**Problem**
Gather each line of the records where "marker" appears.

════════════════════

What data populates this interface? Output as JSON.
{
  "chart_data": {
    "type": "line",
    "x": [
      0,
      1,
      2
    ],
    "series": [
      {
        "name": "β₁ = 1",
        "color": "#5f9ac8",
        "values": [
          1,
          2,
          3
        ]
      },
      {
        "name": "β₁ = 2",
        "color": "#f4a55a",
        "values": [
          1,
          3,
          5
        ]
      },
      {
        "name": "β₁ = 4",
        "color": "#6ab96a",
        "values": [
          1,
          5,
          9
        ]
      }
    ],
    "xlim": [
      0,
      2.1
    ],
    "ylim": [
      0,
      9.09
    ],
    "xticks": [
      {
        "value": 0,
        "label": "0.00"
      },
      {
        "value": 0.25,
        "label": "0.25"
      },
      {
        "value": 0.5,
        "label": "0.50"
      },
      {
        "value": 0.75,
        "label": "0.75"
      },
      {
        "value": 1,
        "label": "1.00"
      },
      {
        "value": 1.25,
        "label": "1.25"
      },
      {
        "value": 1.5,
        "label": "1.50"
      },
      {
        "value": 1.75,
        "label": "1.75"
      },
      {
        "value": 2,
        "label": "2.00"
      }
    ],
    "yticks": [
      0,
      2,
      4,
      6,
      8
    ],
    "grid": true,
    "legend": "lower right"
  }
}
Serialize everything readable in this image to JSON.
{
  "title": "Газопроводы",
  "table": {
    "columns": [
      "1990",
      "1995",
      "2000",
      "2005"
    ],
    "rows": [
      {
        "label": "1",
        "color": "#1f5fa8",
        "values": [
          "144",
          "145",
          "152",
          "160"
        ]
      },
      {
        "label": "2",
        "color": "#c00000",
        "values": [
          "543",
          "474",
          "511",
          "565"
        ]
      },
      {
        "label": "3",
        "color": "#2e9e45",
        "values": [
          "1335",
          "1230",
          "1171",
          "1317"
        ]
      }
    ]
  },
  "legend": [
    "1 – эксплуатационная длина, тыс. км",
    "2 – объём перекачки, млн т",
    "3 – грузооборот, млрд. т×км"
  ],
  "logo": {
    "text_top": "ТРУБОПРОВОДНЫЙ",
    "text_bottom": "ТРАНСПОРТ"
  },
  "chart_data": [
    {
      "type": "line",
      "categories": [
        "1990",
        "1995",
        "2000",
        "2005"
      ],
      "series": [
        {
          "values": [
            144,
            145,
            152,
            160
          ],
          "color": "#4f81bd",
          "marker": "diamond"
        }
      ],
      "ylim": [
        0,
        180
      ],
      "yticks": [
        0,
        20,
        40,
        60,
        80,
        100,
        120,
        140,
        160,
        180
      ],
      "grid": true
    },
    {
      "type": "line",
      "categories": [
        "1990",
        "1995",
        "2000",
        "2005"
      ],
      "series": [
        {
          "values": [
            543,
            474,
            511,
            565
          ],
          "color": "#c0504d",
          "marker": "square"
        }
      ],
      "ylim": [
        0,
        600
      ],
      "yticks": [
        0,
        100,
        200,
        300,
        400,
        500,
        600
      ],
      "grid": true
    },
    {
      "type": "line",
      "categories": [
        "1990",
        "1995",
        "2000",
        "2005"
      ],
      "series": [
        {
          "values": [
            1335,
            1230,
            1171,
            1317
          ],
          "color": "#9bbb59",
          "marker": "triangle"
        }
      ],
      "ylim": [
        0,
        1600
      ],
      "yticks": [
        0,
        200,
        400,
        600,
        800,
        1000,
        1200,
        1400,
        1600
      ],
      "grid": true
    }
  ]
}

════════════════════

**Output below**
          "marker": "diamond"
          "marker": "square"
          "marker": "triangle"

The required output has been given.